**JOB**
All of the data below must be repeated exactly.

(Collected data)
..........

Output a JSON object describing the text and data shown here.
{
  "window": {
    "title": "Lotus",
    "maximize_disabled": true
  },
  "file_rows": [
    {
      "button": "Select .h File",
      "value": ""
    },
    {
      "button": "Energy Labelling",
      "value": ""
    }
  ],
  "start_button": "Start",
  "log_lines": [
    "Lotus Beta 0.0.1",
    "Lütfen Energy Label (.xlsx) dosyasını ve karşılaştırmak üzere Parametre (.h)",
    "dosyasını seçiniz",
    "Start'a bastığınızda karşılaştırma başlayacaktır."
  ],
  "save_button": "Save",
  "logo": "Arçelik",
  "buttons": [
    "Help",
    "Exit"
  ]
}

..........

**WORKED ANSWER**
Output a JSON object describing the text and data shown here.
{
  "window": {
    "title": "Lotus",
    "maximize_disabled": true
  },
  "file_rows": [
    {
      "button": "Select .h File",
      "value": ""
    },
    {
      "button": "Energy Labelling",
      "value": ""
    }
  ],
  "start_button": "Start",
  "log_lines": [
    "Lotus Beta 0.0.1",
    "Lütfen Energy Label (.xlsx) dosyasını ve karşılaştırmak üzere Parametre (.h)",
    "dosyasını seçiniz",
    "Start'a bastığınızda karşılaştırma başlayacaktır."
  ],
  "save_button": "Save",
  "logo": "Arçelik",
  "buttons": [
    "Help",
    "Exit"
  ]
}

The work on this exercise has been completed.